PAGE EXCERPT
■ ■ ■ ■

Introduction
Neurogenesis is a process within neuronal plasticity, the capacity of
the brain to reorganize its structure, function, and connections in
response to extrinsic or intrinsic stimuli
(Baptista & Andrade, 2018). In this
regard, new neurons are produced in the brain via a manner known as
adult hippocampal neurogenesis (AHN). Among the neurogenic areas studied
in the human brain, hippocampal formation emerges as crucial, exerting a
noteworthy role in brain function
(Spalding et al., 2013;
Toda, Parylak, Linker, & Gage, 2019). In
the dentate gyrus (DG) of the hippocampus is located the neurogenic
niche, aimed to maintain AHN and implicated in many processes under
normal physiological conditions during adulthood. In fact, AHN is
demonstrated to be preserved throughout human life, even until the ninth
decade of life, being essential to keep related physiological functions
(Boldrini et al., 2018;
Moreno-Jimenez et al., 2019;
Terreros-Roncal et al., 2022).

■ ■ ■ ■

TASK INSTRUCTIONS
1. Sum up the neurogenesis introduction in two sentences.
2. List every work cited in the neurogenesis introduction, giving the authors and year as shown.
3. Put this sentence from the neurogenesis introduction into Spanish: "In this regard, new neurons are produced in the brain via a manner known as adult hippocampal neurogenesis (AHN)."

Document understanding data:
■ ■ ■ ■

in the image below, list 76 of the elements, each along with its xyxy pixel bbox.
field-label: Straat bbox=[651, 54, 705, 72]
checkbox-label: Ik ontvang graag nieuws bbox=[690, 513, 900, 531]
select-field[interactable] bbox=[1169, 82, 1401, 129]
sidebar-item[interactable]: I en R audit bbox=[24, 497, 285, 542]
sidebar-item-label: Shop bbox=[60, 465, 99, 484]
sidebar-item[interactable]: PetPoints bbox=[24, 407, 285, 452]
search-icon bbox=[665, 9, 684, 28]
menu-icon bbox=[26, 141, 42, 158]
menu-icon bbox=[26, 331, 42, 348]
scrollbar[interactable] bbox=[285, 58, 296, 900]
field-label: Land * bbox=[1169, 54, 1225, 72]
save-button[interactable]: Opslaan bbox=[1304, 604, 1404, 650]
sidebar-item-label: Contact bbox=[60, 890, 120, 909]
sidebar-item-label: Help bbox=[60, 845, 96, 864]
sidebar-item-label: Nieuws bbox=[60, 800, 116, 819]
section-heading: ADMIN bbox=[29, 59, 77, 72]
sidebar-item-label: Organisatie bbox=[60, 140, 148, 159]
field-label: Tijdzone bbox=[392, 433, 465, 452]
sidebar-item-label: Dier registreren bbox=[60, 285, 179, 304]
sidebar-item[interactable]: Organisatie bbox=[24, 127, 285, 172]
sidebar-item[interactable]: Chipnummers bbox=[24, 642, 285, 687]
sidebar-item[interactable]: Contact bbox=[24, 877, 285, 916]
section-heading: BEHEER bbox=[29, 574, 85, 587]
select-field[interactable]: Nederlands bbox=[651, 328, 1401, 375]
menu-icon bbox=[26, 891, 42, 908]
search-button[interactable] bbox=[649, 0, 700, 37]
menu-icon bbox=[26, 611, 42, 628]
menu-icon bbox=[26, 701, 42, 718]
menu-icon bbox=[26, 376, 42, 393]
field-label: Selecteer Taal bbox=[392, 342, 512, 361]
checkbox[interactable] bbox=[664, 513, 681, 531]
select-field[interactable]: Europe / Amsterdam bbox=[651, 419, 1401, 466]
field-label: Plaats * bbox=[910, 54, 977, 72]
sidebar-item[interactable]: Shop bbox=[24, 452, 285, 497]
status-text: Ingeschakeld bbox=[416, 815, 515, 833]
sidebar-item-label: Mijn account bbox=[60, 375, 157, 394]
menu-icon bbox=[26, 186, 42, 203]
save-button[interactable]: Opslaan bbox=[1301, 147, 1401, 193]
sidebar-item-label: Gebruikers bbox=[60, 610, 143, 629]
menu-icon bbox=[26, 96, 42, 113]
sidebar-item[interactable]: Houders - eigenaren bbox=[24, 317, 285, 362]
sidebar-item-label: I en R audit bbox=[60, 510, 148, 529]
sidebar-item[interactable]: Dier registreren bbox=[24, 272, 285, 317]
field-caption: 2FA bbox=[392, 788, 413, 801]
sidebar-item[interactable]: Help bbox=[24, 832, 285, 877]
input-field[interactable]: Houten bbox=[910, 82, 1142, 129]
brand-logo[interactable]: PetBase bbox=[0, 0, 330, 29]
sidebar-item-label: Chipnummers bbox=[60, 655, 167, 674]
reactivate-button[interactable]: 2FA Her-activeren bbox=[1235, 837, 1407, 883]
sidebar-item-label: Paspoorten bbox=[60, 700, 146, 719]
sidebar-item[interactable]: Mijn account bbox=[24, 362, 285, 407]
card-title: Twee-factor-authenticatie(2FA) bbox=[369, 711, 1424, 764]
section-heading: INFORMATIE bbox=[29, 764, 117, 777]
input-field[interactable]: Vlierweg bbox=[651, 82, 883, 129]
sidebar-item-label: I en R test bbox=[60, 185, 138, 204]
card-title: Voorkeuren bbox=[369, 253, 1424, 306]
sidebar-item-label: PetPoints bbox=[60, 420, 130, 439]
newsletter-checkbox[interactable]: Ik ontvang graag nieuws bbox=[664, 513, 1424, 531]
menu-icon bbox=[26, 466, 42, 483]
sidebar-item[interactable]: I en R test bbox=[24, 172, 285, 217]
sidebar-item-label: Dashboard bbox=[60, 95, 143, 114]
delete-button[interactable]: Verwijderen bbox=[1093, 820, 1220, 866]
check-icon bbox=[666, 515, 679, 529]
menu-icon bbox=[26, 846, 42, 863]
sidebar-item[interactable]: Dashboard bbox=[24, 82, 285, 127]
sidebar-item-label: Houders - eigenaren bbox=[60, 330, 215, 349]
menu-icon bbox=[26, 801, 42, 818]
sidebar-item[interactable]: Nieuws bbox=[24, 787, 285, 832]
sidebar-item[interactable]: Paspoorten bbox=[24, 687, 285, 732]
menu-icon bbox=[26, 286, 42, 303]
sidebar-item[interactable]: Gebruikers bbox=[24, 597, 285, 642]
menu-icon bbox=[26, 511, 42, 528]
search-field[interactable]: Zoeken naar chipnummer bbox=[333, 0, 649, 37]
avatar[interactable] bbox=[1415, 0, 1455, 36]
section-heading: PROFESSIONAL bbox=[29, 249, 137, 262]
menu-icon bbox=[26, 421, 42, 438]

■ ■ ■ ■

EXERCISE ANSWERS
1. Neurogenesis is part of neuronal plasticity, and new neurons are made in the brain through adult hippocampal neurogenesis (AHN), with the hippocampal formation playing a key role in brain function. The neurogenic niche in the hippocampus's dentate gyrus maintains AHN, which continues throughout human life, even into the ninth decade, and is essential to related physiological functions.

2.
- Baptista & Andrade, 2018
- Spalding et al., 2013
- Toda, Parylak, Linker, & Gage, 2019
- Boldrini et al., 2018
- Moreno-Jimenez et al., 2019
- Terreros-Roncal et al., 2022

3. En este sentido, se producen nuevas neuronas en el cerebro mediante una vía conocida como neurogénesis hipocampal adulta (AHN).